** PROBLEM TO WORK ON **
From the material below, list every line containing "Level".

— Begin RECORDS SUPPLIED —

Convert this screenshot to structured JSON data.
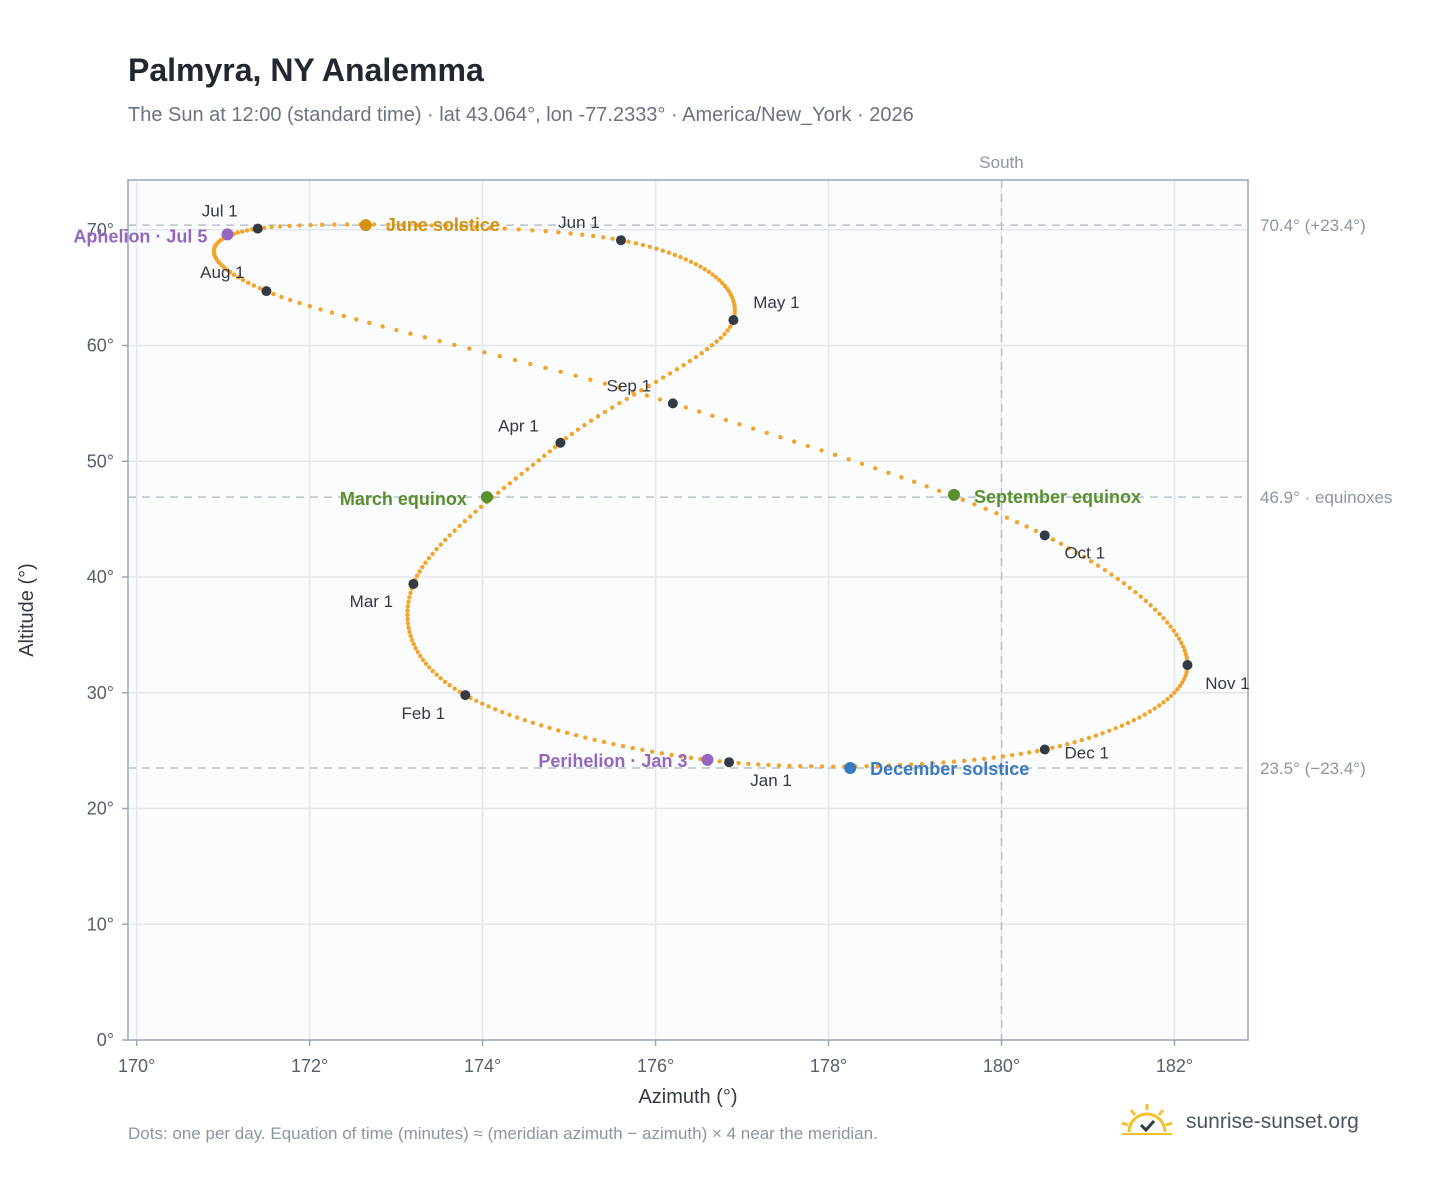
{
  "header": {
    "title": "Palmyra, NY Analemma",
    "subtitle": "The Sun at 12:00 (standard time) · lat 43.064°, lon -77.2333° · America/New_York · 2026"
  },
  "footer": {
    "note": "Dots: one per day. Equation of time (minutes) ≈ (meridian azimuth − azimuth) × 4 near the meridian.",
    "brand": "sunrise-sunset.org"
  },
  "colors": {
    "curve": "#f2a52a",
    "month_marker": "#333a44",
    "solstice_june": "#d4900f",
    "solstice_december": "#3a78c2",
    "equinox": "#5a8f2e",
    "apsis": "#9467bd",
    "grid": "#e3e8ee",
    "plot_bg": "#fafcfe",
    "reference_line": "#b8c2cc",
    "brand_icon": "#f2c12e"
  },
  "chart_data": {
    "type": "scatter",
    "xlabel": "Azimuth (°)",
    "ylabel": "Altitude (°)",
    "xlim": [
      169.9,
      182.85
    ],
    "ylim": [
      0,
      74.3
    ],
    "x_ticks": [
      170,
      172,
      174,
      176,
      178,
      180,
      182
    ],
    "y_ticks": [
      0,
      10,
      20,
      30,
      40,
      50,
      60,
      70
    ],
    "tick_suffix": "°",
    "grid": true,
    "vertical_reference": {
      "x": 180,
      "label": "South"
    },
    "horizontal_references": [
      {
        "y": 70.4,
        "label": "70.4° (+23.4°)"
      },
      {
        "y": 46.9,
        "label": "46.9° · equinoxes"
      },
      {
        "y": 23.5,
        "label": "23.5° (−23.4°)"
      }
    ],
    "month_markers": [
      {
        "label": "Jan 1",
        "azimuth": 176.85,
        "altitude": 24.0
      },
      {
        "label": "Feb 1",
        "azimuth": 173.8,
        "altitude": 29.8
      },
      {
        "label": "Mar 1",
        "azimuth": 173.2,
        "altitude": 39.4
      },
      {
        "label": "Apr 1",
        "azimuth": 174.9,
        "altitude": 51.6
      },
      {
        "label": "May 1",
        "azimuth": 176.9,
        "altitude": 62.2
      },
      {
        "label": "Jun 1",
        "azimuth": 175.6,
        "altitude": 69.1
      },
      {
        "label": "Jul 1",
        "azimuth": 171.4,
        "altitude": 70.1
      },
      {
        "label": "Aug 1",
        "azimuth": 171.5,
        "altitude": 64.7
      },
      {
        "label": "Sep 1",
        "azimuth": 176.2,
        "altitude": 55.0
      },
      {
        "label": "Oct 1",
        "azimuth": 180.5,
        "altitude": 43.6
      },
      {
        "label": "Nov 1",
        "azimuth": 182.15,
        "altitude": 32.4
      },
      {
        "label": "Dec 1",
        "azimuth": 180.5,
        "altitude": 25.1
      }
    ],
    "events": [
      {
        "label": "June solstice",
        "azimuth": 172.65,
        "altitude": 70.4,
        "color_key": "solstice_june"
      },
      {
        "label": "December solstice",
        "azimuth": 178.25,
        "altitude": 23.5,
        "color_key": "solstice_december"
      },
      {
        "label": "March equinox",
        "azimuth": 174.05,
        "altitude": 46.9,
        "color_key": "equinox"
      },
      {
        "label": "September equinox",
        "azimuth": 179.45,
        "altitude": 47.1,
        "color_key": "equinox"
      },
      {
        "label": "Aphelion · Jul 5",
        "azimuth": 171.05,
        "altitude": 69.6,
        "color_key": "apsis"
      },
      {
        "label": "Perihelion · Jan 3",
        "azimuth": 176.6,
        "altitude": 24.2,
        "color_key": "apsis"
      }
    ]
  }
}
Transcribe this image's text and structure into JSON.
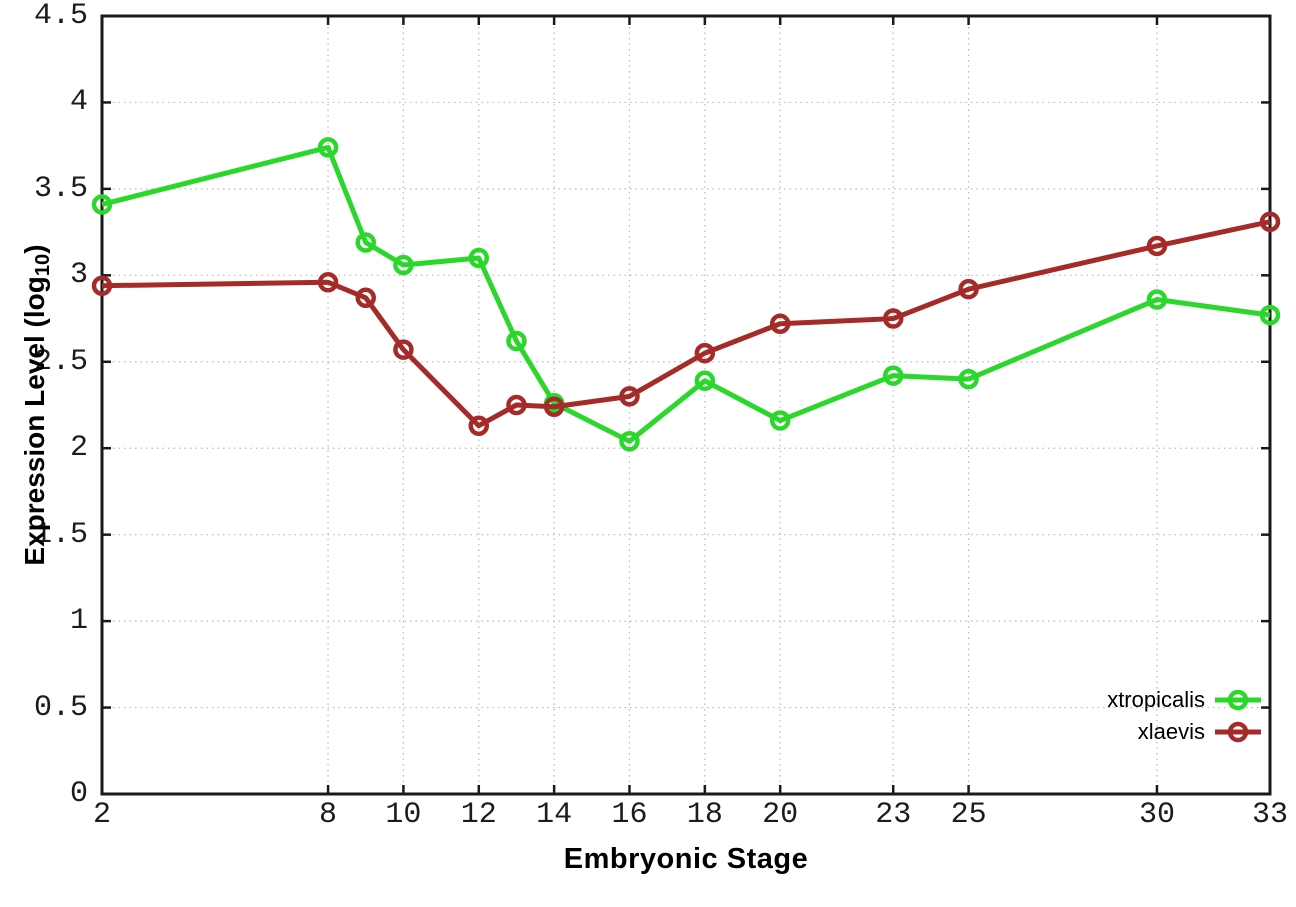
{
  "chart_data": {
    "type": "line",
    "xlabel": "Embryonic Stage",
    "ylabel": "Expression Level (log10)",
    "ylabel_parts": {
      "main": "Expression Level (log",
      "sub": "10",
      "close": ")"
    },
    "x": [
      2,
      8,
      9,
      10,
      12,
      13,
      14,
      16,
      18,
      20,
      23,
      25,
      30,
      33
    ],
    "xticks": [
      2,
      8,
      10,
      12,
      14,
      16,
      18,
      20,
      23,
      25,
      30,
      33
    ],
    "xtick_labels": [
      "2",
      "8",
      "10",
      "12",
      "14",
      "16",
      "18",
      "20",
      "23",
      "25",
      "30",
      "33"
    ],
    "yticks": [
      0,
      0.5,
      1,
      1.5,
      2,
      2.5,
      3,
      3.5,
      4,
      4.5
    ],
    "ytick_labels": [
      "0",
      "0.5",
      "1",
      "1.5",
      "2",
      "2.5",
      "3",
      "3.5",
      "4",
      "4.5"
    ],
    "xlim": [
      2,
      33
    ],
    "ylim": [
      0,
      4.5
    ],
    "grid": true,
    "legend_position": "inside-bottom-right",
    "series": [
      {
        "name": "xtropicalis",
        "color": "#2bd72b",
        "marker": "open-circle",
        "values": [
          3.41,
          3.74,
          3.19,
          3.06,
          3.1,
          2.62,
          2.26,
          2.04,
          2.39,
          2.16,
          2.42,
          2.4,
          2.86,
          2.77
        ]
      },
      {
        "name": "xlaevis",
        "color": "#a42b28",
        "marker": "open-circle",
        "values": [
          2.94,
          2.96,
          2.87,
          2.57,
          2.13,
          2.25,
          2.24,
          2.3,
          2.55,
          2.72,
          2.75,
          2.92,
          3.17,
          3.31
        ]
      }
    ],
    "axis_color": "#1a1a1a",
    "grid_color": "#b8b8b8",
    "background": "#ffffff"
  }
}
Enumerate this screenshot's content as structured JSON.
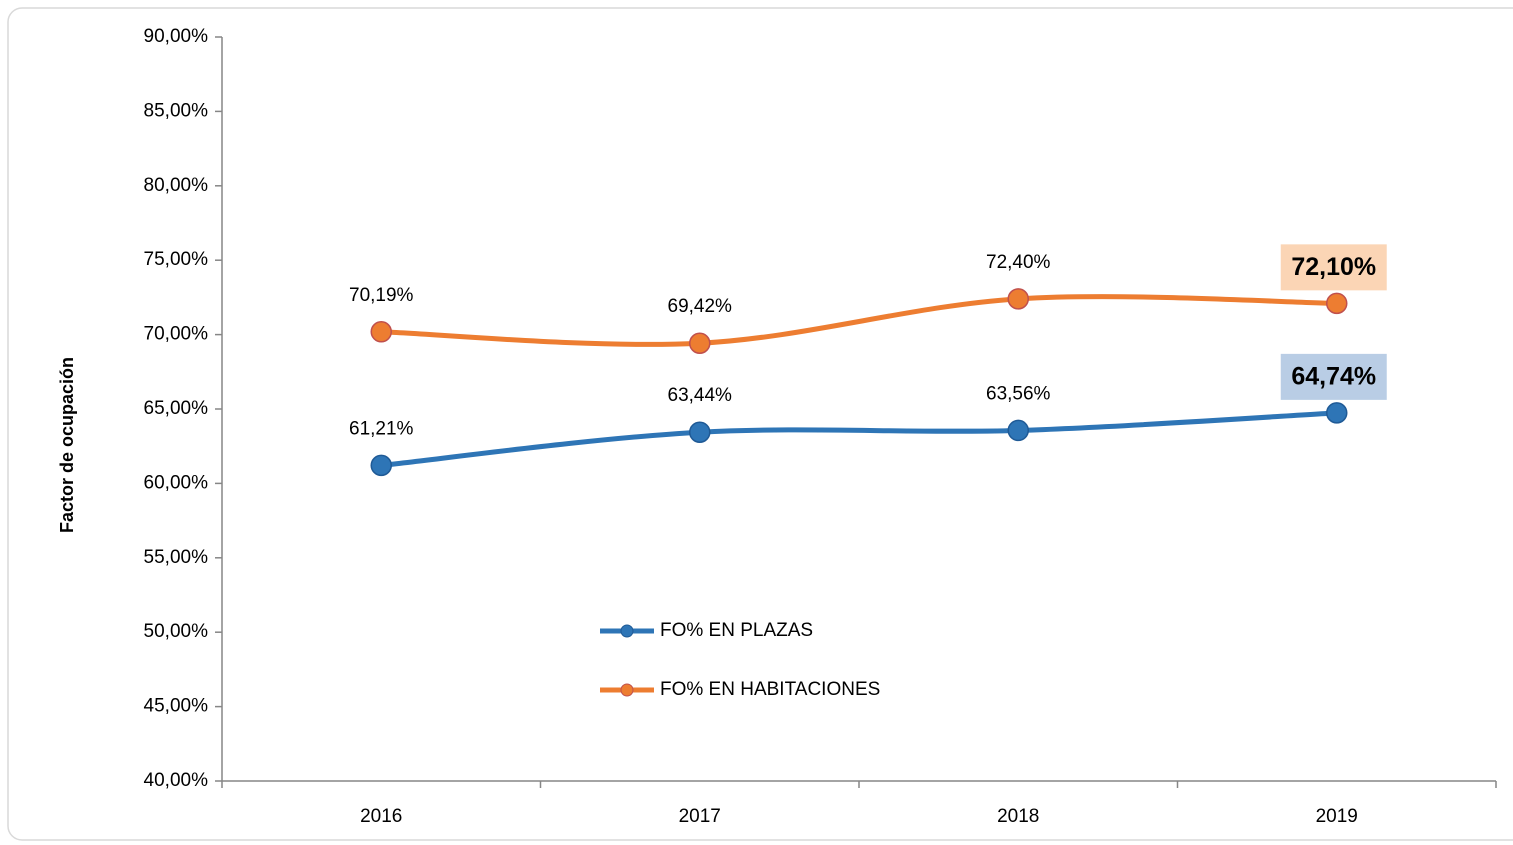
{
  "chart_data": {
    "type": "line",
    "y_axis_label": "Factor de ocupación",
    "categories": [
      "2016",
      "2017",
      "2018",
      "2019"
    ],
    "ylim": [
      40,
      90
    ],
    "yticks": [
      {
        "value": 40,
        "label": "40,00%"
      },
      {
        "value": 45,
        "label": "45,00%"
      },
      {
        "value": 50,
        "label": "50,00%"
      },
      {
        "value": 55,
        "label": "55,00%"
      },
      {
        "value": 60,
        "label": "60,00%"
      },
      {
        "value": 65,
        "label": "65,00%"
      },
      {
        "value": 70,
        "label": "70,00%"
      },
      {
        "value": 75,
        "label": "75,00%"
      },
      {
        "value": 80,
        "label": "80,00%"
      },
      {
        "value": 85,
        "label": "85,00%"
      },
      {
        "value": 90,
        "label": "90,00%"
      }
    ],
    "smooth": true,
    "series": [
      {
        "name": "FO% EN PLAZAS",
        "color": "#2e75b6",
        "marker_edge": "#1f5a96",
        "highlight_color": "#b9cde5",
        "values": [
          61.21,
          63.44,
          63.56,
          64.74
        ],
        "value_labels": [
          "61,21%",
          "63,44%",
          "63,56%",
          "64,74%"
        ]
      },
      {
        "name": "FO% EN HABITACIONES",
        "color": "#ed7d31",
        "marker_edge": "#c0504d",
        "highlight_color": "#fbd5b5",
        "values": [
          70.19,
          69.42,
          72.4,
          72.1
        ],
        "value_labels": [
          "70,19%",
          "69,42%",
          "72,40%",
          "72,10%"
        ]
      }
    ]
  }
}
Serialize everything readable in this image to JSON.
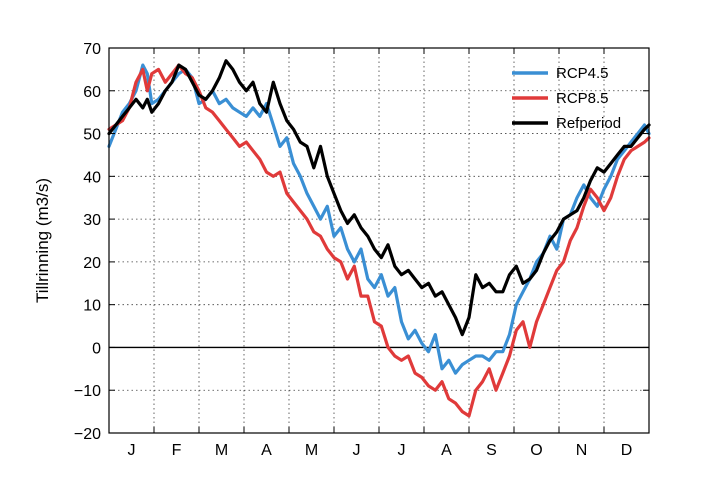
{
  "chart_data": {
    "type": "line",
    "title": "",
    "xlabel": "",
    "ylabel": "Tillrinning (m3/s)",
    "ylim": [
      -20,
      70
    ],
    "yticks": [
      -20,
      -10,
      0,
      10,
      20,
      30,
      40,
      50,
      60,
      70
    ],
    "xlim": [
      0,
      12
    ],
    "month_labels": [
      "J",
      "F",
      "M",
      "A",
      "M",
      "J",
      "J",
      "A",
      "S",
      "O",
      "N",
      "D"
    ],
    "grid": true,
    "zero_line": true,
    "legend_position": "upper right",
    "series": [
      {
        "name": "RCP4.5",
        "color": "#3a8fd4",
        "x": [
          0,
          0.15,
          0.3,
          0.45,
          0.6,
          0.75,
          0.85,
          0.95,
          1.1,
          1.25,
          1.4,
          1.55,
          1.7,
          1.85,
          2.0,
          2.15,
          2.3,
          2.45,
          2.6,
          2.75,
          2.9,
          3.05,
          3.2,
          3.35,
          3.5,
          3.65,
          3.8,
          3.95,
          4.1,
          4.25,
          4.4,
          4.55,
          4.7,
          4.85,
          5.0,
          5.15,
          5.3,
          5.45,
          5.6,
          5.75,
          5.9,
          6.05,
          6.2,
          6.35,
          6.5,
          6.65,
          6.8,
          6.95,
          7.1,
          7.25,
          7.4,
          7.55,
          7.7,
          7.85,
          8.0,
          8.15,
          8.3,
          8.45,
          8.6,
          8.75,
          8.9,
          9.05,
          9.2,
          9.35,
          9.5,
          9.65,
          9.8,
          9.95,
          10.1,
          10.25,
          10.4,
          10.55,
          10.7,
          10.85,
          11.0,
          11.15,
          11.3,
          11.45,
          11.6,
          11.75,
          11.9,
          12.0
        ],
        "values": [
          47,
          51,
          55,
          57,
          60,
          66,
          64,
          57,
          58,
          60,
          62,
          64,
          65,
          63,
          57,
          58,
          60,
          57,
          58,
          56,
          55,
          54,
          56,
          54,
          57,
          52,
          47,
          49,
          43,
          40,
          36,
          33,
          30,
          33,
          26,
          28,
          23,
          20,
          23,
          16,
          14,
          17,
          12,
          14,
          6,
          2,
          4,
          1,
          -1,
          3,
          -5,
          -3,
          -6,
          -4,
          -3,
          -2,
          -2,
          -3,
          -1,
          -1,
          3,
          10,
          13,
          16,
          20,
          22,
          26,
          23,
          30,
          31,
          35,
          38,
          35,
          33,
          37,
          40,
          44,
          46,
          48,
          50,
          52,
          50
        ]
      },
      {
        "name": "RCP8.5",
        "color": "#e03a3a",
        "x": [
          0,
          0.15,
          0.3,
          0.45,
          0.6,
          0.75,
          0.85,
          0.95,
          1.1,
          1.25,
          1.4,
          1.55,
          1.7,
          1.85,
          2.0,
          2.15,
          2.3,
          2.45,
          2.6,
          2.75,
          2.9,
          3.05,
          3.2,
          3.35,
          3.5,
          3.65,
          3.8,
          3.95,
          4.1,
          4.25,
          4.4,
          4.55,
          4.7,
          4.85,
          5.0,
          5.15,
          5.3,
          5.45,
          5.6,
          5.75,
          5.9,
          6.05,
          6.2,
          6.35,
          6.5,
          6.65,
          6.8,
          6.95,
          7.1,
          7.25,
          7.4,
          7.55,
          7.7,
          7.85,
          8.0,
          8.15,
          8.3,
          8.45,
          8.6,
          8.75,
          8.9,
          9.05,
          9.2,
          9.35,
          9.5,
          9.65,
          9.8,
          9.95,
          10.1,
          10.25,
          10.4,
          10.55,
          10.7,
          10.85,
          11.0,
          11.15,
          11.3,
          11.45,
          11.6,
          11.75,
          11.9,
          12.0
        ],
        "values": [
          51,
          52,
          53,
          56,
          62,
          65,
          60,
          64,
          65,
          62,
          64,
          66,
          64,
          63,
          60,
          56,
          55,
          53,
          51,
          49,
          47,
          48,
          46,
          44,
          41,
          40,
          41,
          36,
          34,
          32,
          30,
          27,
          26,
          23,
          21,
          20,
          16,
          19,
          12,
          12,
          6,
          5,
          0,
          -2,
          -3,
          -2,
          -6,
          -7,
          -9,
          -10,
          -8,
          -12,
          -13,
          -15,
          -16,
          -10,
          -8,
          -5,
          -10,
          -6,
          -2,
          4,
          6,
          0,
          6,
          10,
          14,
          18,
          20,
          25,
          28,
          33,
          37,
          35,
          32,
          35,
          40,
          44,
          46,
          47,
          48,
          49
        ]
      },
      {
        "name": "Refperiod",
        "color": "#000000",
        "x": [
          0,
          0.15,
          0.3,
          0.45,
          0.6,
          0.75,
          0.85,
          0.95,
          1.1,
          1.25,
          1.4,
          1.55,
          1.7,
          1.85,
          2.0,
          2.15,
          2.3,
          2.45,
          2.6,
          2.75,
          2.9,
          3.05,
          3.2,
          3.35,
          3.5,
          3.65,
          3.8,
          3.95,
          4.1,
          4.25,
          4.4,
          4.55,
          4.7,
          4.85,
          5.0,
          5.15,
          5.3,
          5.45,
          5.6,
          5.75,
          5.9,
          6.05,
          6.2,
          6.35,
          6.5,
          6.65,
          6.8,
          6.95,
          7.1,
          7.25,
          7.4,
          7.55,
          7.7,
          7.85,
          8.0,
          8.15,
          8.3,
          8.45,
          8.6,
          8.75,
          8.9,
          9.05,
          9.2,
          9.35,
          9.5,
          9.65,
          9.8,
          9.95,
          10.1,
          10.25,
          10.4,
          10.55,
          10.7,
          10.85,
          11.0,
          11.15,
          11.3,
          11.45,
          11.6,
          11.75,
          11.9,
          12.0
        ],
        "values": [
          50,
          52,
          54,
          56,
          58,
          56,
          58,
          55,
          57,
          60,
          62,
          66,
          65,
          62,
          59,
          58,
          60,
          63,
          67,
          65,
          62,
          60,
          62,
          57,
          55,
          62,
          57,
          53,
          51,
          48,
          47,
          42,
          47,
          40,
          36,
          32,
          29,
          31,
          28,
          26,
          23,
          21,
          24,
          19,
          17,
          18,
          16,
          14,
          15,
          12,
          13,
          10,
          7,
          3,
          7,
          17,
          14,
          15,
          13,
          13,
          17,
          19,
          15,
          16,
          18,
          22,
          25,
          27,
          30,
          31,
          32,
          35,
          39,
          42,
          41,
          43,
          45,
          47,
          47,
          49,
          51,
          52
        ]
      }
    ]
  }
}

— End RECORDS SUPPLIED —

** CORRECT RESULT **
    "ylabel": "Expression Level (log10)",
      "main": "Expression Level (log",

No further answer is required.